■ TASK OBJECTIVE
Go through the listing below and gather every line with the word "JSON".

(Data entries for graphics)
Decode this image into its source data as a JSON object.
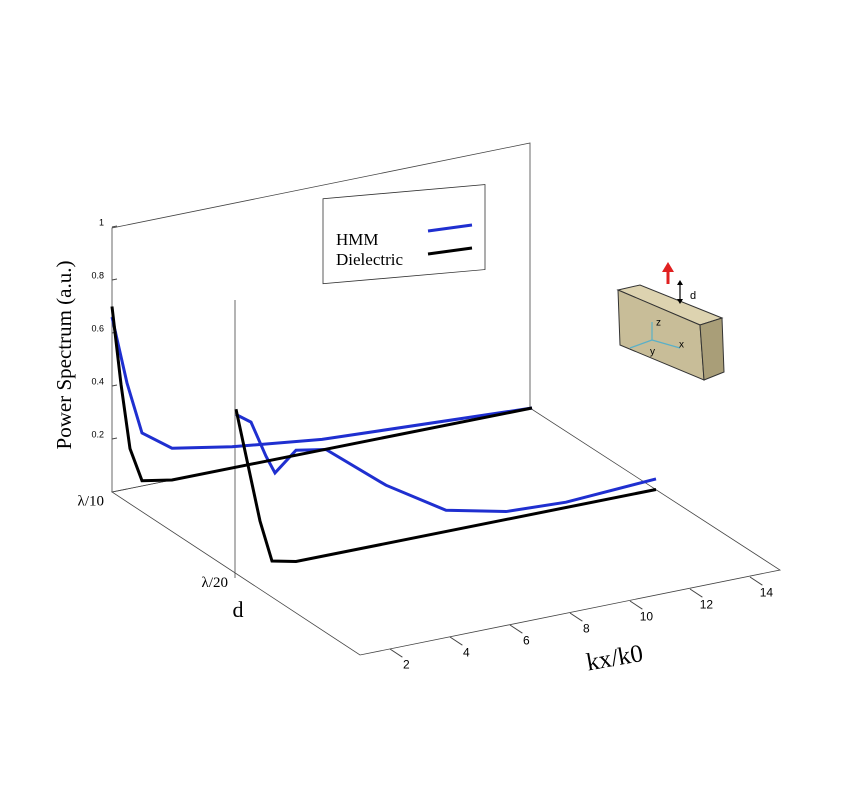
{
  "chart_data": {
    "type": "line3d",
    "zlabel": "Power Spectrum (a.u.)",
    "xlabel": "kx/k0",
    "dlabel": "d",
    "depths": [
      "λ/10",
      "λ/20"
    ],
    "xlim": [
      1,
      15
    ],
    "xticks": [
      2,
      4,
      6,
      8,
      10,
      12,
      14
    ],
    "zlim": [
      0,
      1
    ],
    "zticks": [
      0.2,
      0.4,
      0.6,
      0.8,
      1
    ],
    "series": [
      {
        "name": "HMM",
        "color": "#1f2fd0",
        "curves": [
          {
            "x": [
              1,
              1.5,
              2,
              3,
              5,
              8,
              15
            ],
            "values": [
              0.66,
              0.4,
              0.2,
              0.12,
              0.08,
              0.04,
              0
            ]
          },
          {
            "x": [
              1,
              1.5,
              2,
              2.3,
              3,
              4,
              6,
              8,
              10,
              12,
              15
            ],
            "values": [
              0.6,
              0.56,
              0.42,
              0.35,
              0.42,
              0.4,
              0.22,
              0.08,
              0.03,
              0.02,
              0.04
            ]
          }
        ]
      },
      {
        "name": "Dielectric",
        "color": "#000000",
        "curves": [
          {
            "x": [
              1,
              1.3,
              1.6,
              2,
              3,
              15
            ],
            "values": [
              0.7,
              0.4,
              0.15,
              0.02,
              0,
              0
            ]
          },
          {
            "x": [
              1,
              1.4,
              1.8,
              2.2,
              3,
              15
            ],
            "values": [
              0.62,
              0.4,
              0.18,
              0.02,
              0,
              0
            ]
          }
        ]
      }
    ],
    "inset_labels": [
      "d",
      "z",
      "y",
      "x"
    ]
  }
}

---

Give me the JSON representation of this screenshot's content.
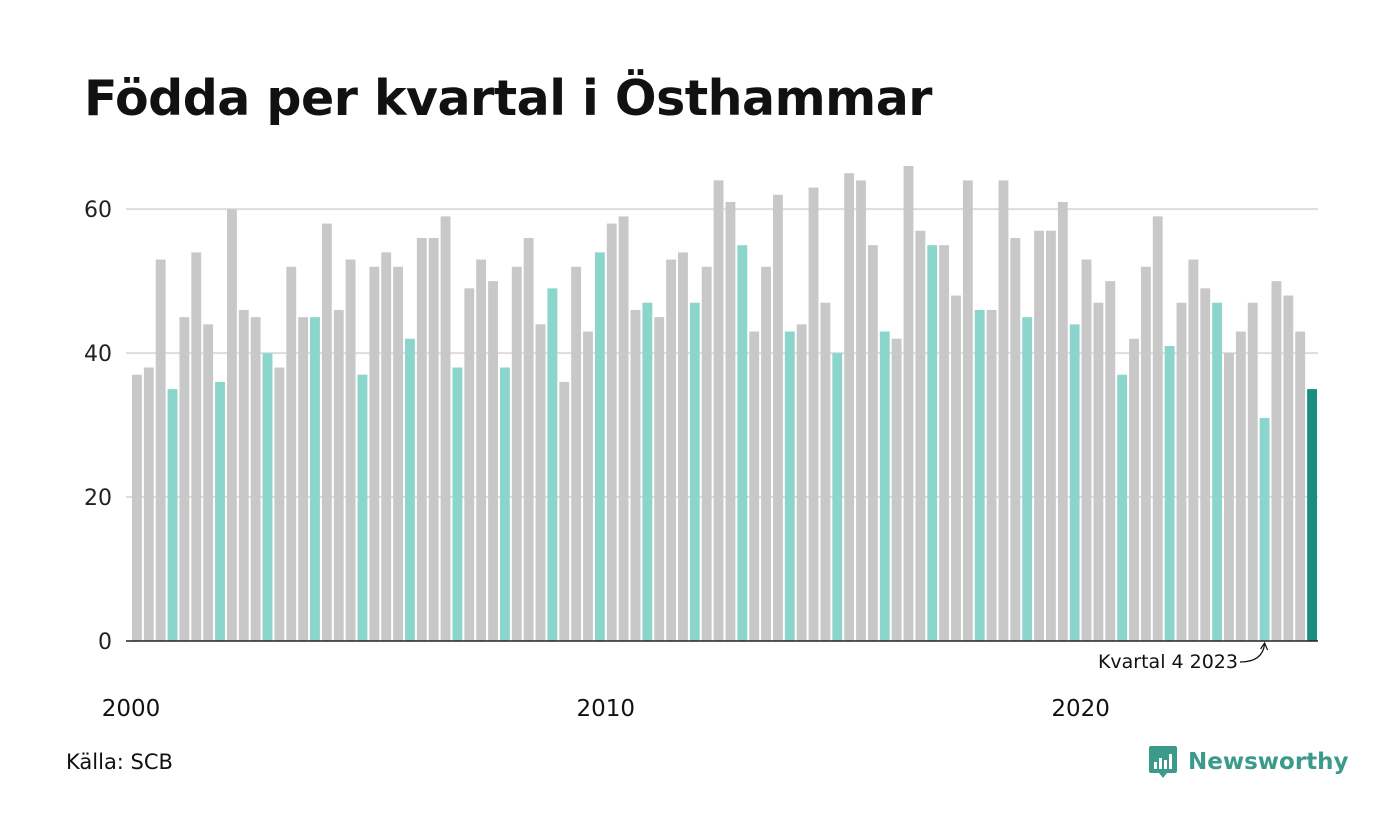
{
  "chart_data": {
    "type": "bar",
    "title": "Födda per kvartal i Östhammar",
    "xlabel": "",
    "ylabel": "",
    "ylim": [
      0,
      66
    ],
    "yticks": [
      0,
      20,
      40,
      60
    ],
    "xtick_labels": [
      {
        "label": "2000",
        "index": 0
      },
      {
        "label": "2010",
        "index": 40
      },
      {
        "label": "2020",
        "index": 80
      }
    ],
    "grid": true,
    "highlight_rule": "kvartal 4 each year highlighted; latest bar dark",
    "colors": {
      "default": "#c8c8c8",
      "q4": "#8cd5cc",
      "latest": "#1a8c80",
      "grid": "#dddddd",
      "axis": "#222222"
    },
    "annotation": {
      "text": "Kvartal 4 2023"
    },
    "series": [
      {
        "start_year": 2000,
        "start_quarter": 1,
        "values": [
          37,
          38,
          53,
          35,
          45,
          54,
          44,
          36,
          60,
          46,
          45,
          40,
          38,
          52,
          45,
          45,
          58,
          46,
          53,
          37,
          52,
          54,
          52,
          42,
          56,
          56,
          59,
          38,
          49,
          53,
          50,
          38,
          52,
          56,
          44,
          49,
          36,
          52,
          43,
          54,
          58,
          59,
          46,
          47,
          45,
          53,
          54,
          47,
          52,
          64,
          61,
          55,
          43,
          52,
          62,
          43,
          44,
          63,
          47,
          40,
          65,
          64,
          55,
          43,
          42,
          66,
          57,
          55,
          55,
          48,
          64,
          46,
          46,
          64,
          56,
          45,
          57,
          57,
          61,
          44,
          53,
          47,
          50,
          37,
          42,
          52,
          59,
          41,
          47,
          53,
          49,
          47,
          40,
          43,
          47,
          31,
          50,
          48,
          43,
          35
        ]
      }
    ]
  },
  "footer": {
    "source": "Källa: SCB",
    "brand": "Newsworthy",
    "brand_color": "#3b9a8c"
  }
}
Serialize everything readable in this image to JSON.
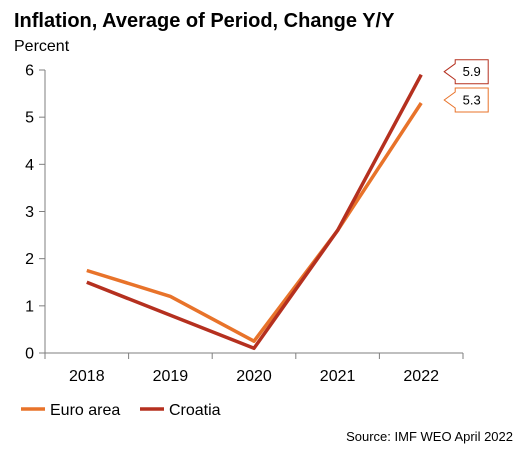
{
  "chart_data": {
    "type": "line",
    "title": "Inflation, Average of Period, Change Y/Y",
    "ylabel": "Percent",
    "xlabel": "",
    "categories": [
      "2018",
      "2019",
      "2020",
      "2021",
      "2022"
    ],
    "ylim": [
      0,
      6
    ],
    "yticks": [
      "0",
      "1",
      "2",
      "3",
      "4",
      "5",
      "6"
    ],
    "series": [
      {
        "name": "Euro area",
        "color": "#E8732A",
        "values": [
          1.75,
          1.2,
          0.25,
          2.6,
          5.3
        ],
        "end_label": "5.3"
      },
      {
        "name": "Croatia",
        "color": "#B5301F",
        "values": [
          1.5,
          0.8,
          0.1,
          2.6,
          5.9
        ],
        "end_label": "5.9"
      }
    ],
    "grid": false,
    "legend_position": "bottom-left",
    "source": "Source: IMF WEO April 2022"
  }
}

■ THE COMPLETED TASK
Decode this image into its source data as a JSON object.
Give me the JSON representation of this screenshot's content.
Serialize everything readable in this image to JSON.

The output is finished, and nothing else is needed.